The request ::
Copy every line of the data exactly, leaving nothing out.

(Recorded data)
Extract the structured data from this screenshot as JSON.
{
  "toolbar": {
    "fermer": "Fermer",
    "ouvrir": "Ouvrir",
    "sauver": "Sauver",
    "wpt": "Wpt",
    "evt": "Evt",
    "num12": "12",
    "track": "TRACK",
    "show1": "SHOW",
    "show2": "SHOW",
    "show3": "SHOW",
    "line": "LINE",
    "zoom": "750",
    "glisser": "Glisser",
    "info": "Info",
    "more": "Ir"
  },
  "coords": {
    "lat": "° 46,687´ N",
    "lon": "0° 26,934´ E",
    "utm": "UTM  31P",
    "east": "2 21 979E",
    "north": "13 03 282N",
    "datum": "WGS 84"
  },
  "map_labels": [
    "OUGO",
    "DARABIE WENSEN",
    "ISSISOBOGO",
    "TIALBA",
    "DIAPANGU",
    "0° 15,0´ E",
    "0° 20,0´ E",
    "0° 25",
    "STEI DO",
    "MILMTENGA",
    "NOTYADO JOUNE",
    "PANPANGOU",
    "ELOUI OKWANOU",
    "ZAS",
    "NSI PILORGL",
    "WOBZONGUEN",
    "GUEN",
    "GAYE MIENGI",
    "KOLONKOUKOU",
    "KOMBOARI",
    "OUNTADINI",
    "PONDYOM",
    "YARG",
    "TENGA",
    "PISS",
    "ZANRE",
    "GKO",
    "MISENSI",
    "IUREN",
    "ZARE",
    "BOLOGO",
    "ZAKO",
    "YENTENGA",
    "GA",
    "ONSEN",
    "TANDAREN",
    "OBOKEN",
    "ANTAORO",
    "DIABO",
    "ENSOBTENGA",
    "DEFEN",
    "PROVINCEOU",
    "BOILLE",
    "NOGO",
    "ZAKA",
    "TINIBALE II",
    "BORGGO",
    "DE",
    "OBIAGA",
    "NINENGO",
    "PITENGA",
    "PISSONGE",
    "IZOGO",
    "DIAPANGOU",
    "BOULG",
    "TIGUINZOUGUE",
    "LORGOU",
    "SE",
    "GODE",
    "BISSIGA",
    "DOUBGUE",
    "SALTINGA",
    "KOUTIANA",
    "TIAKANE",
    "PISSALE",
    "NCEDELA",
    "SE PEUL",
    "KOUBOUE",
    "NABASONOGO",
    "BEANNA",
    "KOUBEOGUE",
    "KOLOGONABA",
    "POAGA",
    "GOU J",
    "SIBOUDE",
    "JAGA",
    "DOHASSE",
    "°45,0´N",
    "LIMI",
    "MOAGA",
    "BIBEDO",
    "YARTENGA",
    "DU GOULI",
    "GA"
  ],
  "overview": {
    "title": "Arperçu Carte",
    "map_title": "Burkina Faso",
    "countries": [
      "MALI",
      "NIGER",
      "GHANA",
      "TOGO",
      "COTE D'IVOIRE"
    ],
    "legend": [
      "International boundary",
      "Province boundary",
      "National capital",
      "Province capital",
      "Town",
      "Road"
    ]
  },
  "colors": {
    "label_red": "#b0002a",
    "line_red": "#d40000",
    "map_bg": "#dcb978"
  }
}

Exercise solution ::
Extract the structured data from this screenshot as JSON.
{
  "toolbar": {
    "fermer": "Fermer",
    "ouvrir": "Ouvrir",
    "sauver": "Sauver",
    "wpt": "Wpt",
    "evt": "Evt",
    "num12": "12",
    "track": "TRACK",
    "show1": "SHOW",
    "show2": "SHOW",
    "show3": "SHOW",
    "line": "LINE",
    "zoom": "750",
    "glisser": "Glisser",
    "info": "Info",
    "more": "Ir"
  },
  "coords": {
    "lat": "° 46,687´ N",
    "lon": "0° 26,934´ E",
    "utm": "UTM  31P",
    "east": "2 21 979E",
    "north": "13 03 282N",
    "datum": "WGS 84"
  },
  "map_labels": [
    "OUGO",
    "DARABIE WENSEN",
    "ISSISOBOGO",
    "TIALBA",
    "DIAPANGU",
    "0° 15,0´ E",
    "0° 20,0´ E",
    "0° 25",
    "STEI DO",
    "MILMTENGA",
    "NOTYADO JOUNE",
    "PANPANGOU",
    "ELOUI OKWANOU",
    "ZAS",
    "NSI PILORGL",
    "WOBZONGUEN",
    "GUEN",
    "GAYE MIENGI",
    "KOLONKOUKOU",
    "KOMBOARI",
    "OUNTADINI",
    "PONDYOM",
    "YARG",
    "TENGA",
    "PISS",
    "ZANRE",
    "GKO",
    "MISENSI",
    "IUREN",
    "ZARE",
    "BOLOGO",
    "ZAKO",
    "YENTENGA",
    "GA",
    "ONSEN",
    "TANDAREN",
    "OBOKEN",
    "ANTAORO",
    "DIABO",
    "ENSOBTENGA",
    "DEFEN",
    "PROVINCEOU",
    "BOILLE",
    "NOGO",
    "ZAKA",
    "TINIBALE II",
    "BORGGO",
    "DE",
    "OBIAGA",
    "NINENGO",
    "PITENGA",
    "PISSONGE",
    "IZOGO",
    "DIAPANGOU",
    "BOULG",
    "TIGUINZOUGUE",
    "LORGOU",
    "SE",
    "GODE",
    "BISSIGA",
    "DOUBGUE",
    "SALTINGA",
    "KOUTIANA",
    "TIAKANE",
    "PISSALE",
    "NCEDELA",
    "SE PEUL",
    "KOUBOUE",
    "NABASONOGO",
    "BEANNA",
    "KOUBEOGUE",
    "KOLOGONABA",
    "POAGA",
    "GOU J",
    "SIBOUDE",
    "JAGA",
    "DOHASSE",
    "°45,0´N",
    "LIMI",
    "MOAGA",
    "BIBEDO",
    "YARTENGA",
    "DU GOULI",
    "GA"
  ],
  "overview": {
    "title": "Arperçu Carte",
    "map_title": "Burkina Faso",
    "countries": [
      "MALI",
      "NIGER",
      "GHANA",
      "TOGO",
      "COTE D'IVOIRE"
    ],
    "legend": [
      "International boundary",
      "Province boundary",
      "National capital",
      "Province capital",
      "Town",
      "Road"
    ]
  },
  "colors": {
    "label_red": "#b0002a",
    "line_red": "#d40000",
    "map_bg": "#dcb978"
  }
}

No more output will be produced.